Exercise directions:
Will you transcribe the entries that follow, exactly and in full?

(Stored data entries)

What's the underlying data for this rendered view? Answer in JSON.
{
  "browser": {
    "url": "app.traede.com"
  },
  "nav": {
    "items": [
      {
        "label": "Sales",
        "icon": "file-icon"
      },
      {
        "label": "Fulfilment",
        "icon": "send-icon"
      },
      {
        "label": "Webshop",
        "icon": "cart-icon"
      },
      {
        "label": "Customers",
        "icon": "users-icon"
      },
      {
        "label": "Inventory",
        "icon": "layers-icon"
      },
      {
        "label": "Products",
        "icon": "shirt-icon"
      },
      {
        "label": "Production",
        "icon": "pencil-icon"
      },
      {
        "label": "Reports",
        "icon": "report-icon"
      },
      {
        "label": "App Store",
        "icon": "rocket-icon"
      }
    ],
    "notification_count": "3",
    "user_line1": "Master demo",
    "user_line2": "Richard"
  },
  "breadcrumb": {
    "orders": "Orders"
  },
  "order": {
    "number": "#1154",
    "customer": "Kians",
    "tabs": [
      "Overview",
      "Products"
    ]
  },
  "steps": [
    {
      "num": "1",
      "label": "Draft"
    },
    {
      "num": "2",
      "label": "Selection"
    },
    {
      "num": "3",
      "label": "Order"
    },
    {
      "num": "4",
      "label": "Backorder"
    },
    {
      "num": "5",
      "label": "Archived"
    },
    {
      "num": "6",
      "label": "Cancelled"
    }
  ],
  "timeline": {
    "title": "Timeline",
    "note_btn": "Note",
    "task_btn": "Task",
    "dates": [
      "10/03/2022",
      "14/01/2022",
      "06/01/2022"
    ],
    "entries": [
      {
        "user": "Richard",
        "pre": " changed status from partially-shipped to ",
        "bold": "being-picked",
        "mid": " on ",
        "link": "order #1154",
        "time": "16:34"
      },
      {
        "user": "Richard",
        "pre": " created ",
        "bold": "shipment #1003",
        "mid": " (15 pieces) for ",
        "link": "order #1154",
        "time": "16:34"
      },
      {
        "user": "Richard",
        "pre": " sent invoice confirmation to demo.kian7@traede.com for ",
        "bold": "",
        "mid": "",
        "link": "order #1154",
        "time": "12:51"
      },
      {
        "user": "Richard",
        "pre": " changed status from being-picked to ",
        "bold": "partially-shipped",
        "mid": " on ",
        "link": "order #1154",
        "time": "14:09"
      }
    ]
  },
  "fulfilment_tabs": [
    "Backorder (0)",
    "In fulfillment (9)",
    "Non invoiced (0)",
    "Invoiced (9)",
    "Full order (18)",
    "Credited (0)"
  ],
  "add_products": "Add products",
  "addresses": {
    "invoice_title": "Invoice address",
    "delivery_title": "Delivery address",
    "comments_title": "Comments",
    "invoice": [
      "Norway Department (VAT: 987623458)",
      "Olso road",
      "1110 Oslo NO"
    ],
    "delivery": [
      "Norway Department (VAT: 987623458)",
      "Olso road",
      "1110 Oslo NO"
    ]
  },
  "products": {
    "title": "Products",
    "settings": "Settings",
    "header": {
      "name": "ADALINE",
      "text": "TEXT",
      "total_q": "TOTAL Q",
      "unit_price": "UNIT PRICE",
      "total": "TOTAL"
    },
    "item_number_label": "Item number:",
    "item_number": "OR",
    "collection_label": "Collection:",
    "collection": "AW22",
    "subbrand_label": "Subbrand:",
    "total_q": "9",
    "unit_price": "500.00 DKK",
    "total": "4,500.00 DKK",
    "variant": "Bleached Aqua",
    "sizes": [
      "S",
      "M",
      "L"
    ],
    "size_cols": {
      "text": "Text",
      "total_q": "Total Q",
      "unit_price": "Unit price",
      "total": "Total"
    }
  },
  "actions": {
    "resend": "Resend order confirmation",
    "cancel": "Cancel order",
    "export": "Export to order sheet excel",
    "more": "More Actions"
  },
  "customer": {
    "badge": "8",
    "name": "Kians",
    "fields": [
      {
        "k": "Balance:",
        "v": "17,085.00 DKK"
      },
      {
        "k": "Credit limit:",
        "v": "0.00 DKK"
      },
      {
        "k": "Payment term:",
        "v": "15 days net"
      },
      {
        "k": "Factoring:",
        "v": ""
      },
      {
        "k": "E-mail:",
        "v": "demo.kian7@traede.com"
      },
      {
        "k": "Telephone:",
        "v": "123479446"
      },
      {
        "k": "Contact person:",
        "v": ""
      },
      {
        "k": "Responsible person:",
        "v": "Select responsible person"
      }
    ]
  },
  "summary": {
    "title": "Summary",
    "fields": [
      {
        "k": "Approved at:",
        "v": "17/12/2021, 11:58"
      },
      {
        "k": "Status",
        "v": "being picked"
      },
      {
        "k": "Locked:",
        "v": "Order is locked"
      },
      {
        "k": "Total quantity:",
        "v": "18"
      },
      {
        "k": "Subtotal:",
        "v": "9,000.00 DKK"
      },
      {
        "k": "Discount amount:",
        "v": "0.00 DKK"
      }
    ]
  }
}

Expected answer:
What's the underlying data for this rendered view? Answer in JSON.
{
  "browser": {
    "url": "app.traede.com"
  },
  "nav": {
    "items": [
      {
        "label": "Sales",
        "icon": "file-icon"
      },
      {
        "label": "Fulfilment",
        "icon": "send-icon"
      },
      {
        "label": "Webshop",
        "icon": "cart-icon"
      },
      {
        "label": "Customers",
        "icon": "users-icon"
      },
      {
        "label": "Inventory",
        "icon": "layers-icon"
      },
      {
        "label": "Products",
        "icon": "shirt-icon"
      },
      {
        "label": "Production",
        "icon": "pencil-icon"
      },
      {
        "label": "Reports",
        "icon": "report-icon"
      },
      {
        "label": "App Store",
        "icon": "rocket-icon"
      }
    ],
    "notification_count": "3",
    "user_line1": "Master demo",
    "user_line2": "Richard"
  },
  "breadcrumb": {
    "orders": "Orders"
  },
  "order": {
    "number": "#1154",
    "customer": "Kians",
    "tabs": [
      "Overview",
      "Products"
    ]
  },
  "steps": [
    {
      "num": "1",
      "label": "Draft"
    },
    {
      "num": "2",
      "label": "Selection"
    },
    {
      "num": "3",
      "label": "Order"
    },
    {
      "num": "4",
      "label": "Backorder"
    },
    {
      "num": "5",
      "label": "Archived"
    },
    {
      "num": "6",
      "label": "Cancelled"
    }
  ],
  "timeline": {
    "title": "Timeline",
    "note_btn": "Note",
    "task_btn": "Task",
    "dates": [
      "10/03/2022",
      "14/01/2022",
      "06/01/2022"
    ],
    "entries": [
      {
        "user": "Richard",
        "pre": " changed status from partially-shipped to ",
        "bold": "being-picked",
        "mid": " on ",
        "link": "order #1154",
        "time": "16:34"
      },
      {
        "user": "Richard",
        "pre": " created ",
        "bold": "shipment #1003",
        "mid": " (15 pieces) for ",
        "link": "order #1154",
        "time": "16:34"
      },
      {
        "user": "Richard",
        "pre": " sent invoice confirmation to demo.kian7@traede.com for ",
        "bold": "",
        "mid": "",
        "link": "order #1154",
        "time": "12:51"
      },
      {
        "user": "Richard",
        "pre": " changed status from being-picked to ",
        "bold": "partially-shipped",
        "mid": " on ",
        "link": "order #1154",
        "time": "14:09"
      }
    ]
  },
  "fulfilment_tabs": [
    "Backorder (0)",
    "In fulfillment (9)",
    "Non invoiced (0)",
    "Invoiced (9)",
    "Full order (18)",
    "Credited (0)"
  ],
  "add_products": "Add products",
  "addresses": {
    "invoice_title": "Invoice address",
    "delivery_title": "Delivery address",
    "comments_title": "Comments",
    "invoice": [
      "Norway Department (VAT: 987623458)",
      "Olso road",
      "1110 Oslo NO"
    ],
    "delivery": [
      "Norway Department (VAT: 987623458)",
      "Olso road",
      "1110 Oslo NO"
    ]
  },
  "products": {
    "title": "Products",
    "settings": "Settings",
    "header": {
      "name": "ADALINE",
      "text": "TEXT",
      "total_q": "TOTAL Q",
      "unit_price": "UNIT PRICE",
      "total": "TOTAL"
    },
    "item_number_label": "Item number:",
    "item_number": "OR",
    "collection_label": "Collection:",
    "collection": "AW22",
    "subbrand_label": "Subbrand:",
    "total_q": "9",
    "unit_price": "500.00 DKK",
    "total": "4,500.00 DKK",
    "variant": "Bleached Aqua",
    "sizes": [
      "S",
      "M",
      "L"
    ],
    "size_cols": {
      "text": "Text",
      "total_q": "Total Q",
      "unit_price": "Unit price",
      "total": "Total"
    }
  },
  "actions": {
    "resend": "Resend order confirmation",
    "cancel": "Cancel order",
    "export": "Export to order sheet excel",
    "more": "More Actions"
  },
  "customer": {
    "badge": "8",
    "name": "Kians",
    "fields": [
      {
        "k": "Balance:",
        "v": "17,085.00 DKK"
      },
      {
        "k": "Credit limit:",
        "v": "0.00 DKK"
      },
      {
        "k": "Payment term:",
        "v": "15 days net"
      },
      {
        "k": "Factoring:",
        "v": ""
      },
      {
        "k": "E-mail:",
        "v": "demo.kian7@traede.com"
      },
      {
        "k": "Telephone:",
        "v": "123479446"
      },
      {
        "k": "Contact person:",
        "v": ""
      },
      {
        "k": "Responsible person:",
        "v": "Select responsible person"
      }
    ]
  },
  "summary": {
    "title": "Summary",
    "fields": [
      {
        "k": "Approved at:",
        "v": "17/12/2021, 11:58"
      },
      {
        "k": "Status",
        "v": "being picked"
      },
      {
        "k": "Locked:",
        "v": "Order is locked"
      },
      {
        "k": "Total quantity:",
        "v": "18"
      },
      {
        "k": "Subtotal:",
        "v": "9,000.00 DKK"
      },
      {
        "k": "Discount amount:",
        "v": "0.00 DKK"
      }
    ]
  }
}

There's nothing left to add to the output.